* start *

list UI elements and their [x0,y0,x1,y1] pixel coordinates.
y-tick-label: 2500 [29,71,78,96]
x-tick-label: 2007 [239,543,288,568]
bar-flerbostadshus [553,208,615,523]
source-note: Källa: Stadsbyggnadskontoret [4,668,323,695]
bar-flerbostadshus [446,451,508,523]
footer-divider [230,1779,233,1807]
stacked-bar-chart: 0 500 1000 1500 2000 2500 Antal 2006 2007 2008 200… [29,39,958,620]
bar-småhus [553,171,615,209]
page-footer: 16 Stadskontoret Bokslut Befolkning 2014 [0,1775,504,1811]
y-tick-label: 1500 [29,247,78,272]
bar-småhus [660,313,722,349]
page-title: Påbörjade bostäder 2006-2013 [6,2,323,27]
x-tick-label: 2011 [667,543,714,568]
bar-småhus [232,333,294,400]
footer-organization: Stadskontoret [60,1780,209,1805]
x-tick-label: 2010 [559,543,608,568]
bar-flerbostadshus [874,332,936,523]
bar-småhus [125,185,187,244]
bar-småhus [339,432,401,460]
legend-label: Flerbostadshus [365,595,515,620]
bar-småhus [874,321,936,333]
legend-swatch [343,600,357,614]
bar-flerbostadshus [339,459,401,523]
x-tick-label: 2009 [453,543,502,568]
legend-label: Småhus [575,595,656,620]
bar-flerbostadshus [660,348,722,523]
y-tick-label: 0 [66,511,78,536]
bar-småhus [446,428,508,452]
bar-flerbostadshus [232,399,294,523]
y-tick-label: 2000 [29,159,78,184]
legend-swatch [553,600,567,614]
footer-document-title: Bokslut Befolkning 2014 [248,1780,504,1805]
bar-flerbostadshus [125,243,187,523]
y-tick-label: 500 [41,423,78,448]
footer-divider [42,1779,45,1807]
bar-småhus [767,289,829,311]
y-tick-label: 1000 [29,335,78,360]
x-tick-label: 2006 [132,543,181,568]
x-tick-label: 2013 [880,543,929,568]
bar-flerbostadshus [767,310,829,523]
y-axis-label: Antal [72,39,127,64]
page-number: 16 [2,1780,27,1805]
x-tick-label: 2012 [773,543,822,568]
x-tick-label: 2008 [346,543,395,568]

* end *

Copy the listing word for word, from its first line through the line containing "bar-småhus [446,428,508,452]", with both of those lines included.

list UI elements and their [x0,y0,x1,y1] pixel coordinates.
y-tick-label: 2500 [29,71,78,96]
x-tick-label: 2007 [239,543,288,568]
bar-flerbostadshus [553,208,615,523]
source-note: Källa: Stadsbyggnadskontoret [4,668,323,695]
bar-flerbostadshus [446,451,508,523]
footer-divider [230,1779,233,1807]
stacked-bar-chart: 0 500 1000 1500 2000 2500 Antal 2006 2007 2008 200… [29,39,958,620]
bar-småhus [553,171,615,209]
page-footer: 16 Stadskontoret Bokslut Befolkning 2014 [0,1775,504,1811]
y-tick-label: 1500 [29,247,78,272]
bar-småhus [660,313,722,349]
page-title: Påbörjade bostäder 2006-2013 [6,2,323,27]
x-tick-label: 2011 [667,543,714,568]
bar-småhus [232,333,294,400]
footer-organization: Stadskontoret [60,1780,209,1805]
x-tick-label: 2010 [559,543,608,568]
bar-flerbostadshus [874,332,936,523]
bar-småhus [125,185,187,244]
bar-småhus [339,432,401,460]
legend-label: Flerbostadshus [365,595,515,620]
bar-småhus [874,321,936,333]
legend-swatch [343,600,357,614]
bar-flerbostadshus [339,459,401,523]
x-tick-label: 2009 [453,543,502,568]
legend-label: Småhus [575,595,656,620]
bar-flerbostadshus [660,348,722,523]
y-tick-label: 0 [66,511,78,536]
bar-småhus [446,428,508,452]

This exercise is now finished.